■ **WRITTEN INSTRUCTION**
In the data, extract each line that holds the string "school".

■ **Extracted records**
— Start —

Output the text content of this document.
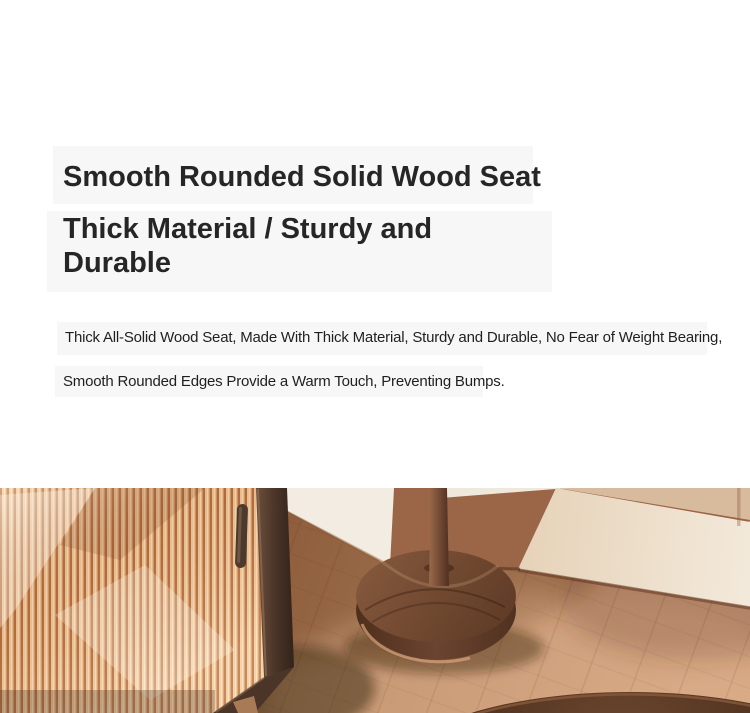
Smooth Rounded Solid Wood Seat
Thick Material / Sturdy and Durable
Thick All-Solid Wood Seat, Made With Thick Material, Sturdy and Durable, No Fear of Weight Bearing,
Smooth Rounded Edges Provide a Warm Touch, Preventing Bumps.
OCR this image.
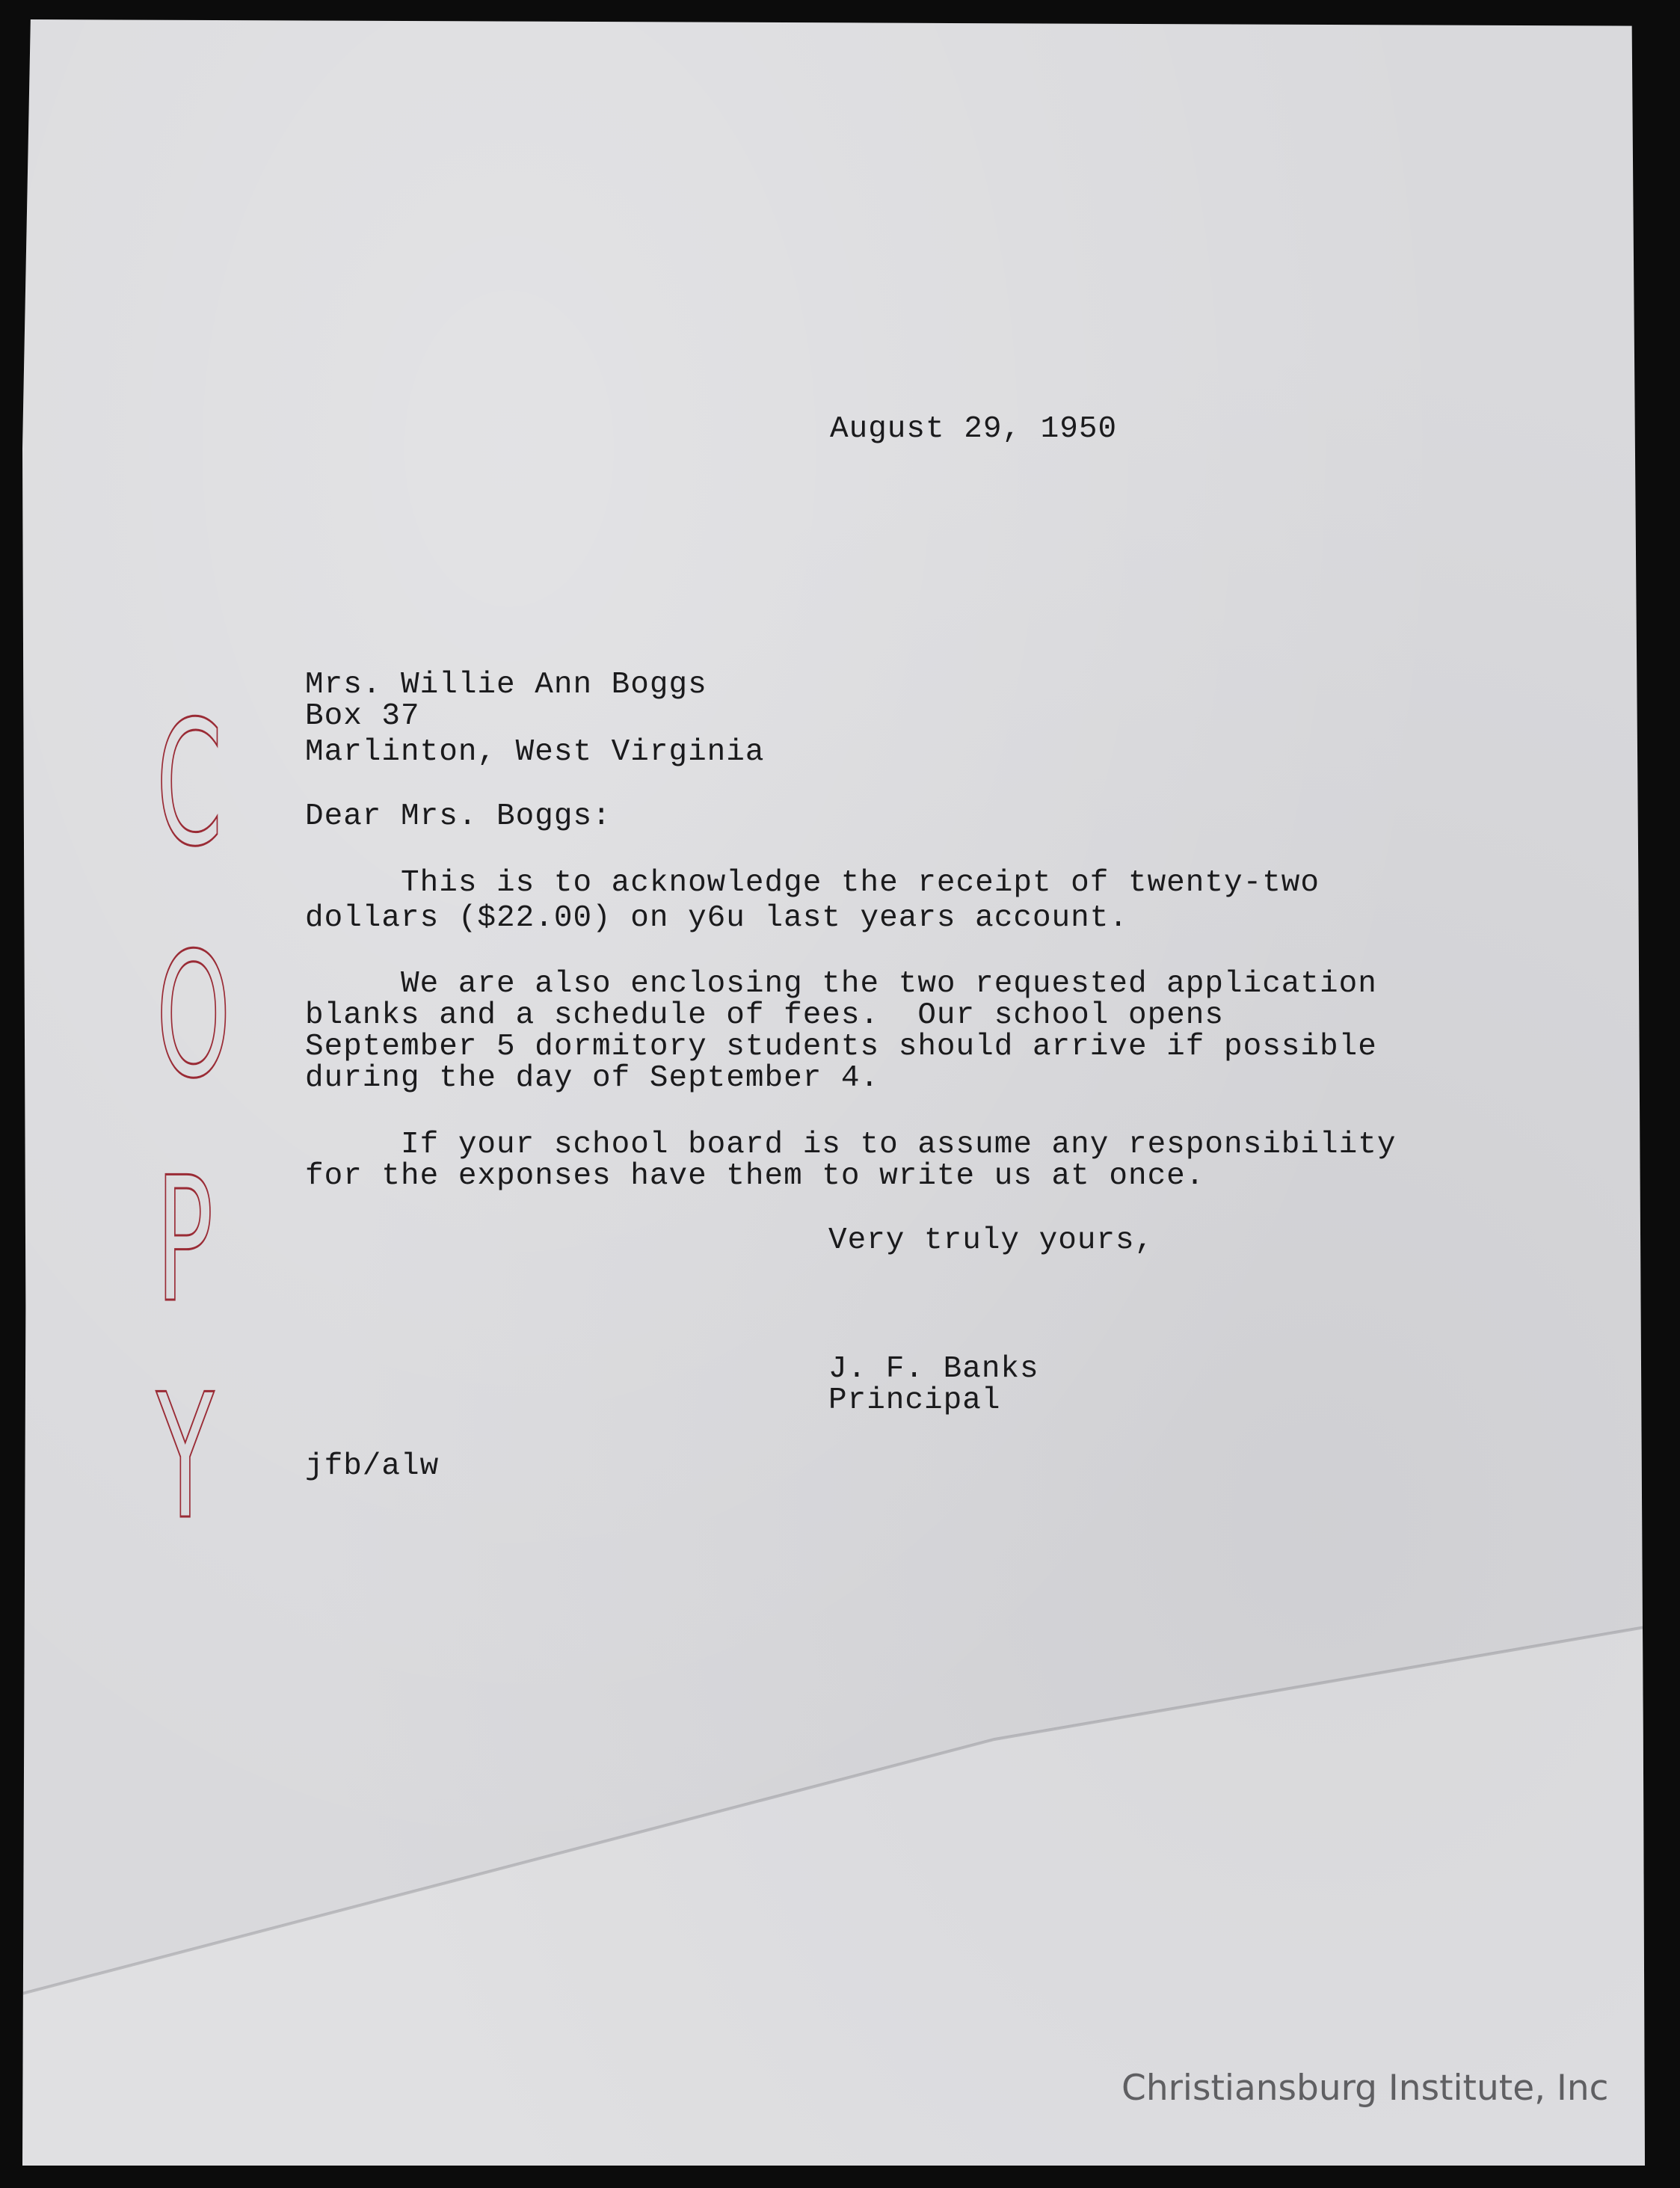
August 29, 1950
Mrs. Willie Ann Boggs
Box 37
Marlinton, West Virginia
Dear Mrs. Boggs:
This is to acknowledge the receipt of twenty-two
dollars ($22.00) on y6u last years account.
We are also enclosing the two requested application
blanks and a schedule of fees.  Our school opens
September 5 dormitory students should arrive if possible
during the day of September 4.
If your school board is to assume any responsibility
for the exponses have them to write us at once.
Very truly yours,
J. F. Banks
Principal
jfb/alw
C
O
P
Y
Christiansburg Institute, Inc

— End —

■ **SOLUTION FOR THIS PROBLEM**
blanks and a schedule of fees.  Our school opens
If your school board is to assume any responsibility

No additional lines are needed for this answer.